▶ **Records provided**:
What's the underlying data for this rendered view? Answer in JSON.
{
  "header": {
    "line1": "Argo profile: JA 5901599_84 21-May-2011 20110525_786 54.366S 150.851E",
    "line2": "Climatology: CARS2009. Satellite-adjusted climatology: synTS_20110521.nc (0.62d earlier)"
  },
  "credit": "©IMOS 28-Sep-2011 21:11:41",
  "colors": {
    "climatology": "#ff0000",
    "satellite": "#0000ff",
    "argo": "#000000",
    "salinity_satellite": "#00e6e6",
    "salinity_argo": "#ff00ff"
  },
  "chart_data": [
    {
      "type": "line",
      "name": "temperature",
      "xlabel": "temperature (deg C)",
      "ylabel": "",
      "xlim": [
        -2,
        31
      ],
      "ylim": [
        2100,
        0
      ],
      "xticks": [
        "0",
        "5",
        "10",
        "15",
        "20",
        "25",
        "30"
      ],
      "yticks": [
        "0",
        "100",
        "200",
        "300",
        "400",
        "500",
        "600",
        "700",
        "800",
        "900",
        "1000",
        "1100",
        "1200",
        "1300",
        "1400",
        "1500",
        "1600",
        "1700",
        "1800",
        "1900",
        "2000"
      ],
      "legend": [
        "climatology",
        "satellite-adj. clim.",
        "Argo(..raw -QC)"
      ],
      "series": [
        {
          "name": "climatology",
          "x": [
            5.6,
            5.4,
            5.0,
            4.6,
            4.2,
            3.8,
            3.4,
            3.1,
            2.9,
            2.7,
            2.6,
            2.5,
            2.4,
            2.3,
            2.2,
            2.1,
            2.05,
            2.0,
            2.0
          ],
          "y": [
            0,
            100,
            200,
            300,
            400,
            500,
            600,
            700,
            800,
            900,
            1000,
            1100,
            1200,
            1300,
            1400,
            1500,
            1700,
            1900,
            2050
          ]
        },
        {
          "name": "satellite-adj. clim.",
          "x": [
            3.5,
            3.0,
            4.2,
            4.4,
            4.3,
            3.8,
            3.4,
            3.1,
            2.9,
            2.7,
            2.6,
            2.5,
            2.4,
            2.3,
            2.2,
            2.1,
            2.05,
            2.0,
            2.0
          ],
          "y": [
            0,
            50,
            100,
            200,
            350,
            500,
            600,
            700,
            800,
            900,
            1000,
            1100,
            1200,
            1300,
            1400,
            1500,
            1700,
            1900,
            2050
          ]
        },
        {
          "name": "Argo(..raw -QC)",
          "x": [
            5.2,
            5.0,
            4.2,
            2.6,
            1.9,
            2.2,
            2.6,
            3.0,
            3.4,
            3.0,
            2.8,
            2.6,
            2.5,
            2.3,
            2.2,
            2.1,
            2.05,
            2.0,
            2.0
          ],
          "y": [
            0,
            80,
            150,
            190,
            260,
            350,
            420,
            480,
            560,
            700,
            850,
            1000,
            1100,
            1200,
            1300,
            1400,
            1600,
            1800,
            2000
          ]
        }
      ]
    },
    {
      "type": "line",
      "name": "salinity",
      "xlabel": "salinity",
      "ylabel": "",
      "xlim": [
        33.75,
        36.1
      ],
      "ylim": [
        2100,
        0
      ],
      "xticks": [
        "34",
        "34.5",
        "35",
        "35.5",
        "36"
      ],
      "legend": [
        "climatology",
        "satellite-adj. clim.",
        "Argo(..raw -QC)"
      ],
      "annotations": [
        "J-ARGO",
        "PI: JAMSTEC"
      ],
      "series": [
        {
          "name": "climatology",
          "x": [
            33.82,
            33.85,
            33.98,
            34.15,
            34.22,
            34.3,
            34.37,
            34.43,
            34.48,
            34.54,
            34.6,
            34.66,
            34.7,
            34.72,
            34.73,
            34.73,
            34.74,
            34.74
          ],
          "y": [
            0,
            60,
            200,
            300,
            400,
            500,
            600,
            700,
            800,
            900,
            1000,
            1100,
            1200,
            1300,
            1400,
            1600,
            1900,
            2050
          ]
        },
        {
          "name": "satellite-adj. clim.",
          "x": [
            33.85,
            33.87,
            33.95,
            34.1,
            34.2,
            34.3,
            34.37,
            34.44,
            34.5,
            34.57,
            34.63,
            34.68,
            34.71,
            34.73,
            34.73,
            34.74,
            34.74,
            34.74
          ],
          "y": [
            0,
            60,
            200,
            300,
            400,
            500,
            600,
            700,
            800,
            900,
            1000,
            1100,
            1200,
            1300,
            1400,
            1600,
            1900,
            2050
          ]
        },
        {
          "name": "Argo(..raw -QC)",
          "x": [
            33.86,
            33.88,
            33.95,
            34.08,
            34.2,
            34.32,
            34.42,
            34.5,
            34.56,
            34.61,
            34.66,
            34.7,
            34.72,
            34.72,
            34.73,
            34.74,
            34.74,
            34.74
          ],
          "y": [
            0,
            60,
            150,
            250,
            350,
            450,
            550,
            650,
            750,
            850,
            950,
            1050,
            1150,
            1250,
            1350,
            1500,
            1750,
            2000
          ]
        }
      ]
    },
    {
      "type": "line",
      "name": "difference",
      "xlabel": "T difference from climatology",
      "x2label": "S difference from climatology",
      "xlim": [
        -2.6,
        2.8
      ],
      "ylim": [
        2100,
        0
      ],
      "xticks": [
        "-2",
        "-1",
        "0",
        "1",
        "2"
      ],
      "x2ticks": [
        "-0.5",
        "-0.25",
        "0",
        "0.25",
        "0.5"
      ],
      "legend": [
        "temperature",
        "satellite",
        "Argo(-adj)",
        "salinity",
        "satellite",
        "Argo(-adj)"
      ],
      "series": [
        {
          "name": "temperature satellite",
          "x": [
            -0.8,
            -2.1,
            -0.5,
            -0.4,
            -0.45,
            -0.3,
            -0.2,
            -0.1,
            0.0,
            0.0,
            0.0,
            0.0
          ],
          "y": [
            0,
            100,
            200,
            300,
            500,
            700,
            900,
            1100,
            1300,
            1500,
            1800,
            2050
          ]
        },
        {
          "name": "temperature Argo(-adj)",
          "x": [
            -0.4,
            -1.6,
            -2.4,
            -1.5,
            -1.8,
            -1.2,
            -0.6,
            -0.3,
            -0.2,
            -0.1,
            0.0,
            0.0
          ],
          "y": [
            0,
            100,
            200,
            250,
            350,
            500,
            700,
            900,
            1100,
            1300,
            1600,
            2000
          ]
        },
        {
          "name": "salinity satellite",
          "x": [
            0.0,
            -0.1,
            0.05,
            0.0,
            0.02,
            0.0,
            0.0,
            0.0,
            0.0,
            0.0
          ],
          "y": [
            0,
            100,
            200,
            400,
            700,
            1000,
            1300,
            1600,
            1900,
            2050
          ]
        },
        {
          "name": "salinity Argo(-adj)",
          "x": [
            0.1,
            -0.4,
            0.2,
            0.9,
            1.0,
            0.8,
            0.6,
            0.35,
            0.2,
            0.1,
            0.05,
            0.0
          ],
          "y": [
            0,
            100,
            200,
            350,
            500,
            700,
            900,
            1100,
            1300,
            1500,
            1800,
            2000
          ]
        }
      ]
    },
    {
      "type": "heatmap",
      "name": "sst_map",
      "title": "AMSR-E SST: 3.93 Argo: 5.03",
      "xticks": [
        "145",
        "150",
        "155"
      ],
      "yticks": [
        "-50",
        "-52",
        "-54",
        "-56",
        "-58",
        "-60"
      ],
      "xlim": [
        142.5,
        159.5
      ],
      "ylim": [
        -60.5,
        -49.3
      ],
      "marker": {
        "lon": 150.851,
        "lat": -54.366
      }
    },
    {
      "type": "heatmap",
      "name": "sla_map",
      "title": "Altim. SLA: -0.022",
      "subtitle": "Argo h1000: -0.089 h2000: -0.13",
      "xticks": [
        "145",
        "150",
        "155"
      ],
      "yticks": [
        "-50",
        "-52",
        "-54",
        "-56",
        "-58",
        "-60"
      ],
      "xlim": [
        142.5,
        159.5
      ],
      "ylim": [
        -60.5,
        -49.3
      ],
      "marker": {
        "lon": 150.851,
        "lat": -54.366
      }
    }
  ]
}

▶ **Exercise requirements**: Copy out each line in the listing that has the word "xlabel".

▶ **Exercise output**:
      "xlabel": "temperature (deg C)",
      "xlabel": "salinity",
      "xlabel": "T difference from climatology",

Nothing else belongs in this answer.